> _What to work on_:
List all lines of the data that include the string "author".

··· Extracted information

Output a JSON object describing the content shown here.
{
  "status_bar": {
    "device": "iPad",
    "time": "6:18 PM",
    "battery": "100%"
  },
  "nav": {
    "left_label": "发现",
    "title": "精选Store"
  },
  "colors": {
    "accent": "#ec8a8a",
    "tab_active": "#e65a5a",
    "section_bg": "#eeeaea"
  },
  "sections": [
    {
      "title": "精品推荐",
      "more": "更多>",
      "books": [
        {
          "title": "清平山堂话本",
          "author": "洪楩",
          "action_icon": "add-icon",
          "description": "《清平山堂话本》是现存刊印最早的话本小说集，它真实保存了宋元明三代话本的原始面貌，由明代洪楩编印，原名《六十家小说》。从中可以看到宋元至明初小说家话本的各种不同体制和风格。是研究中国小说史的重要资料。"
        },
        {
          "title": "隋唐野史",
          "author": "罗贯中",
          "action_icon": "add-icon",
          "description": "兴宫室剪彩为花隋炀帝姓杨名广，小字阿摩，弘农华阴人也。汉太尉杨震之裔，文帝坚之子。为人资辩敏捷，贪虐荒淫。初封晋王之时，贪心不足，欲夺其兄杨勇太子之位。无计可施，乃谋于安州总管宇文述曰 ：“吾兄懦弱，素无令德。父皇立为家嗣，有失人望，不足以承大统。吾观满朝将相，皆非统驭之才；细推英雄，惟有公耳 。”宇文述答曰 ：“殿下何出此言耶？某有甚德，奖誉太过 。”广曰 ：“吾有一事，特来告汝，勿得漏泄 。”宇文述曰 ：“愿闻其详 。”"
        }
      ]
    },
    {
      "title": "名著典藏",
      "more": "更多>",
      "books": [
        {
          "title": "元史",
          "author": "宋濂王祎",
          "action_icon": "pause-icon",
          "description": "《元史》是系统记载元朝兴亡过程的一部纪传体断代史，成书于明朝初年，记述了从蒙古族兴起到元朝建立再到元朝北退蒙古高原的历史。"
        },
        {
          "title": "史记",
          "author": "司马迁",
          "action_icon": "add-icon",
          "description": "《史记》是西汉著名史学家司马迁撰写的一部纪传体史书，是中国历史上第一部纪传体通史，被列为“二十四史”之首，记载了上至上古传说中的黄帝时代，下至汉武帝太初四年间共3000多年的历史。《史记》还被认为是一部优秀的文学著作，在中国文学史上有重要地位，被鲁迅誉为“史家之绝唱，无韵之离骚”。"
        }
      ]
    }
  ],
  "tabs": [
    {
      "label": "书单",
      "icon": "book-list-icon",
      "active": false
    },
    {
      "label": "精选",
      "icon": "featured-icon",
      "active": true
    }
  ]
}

······

> _Exercise solution_:
          "author": "洪楩",
          "author": "罗贯中",
          "author": "宋濂王祎",
          "author": "司马迁",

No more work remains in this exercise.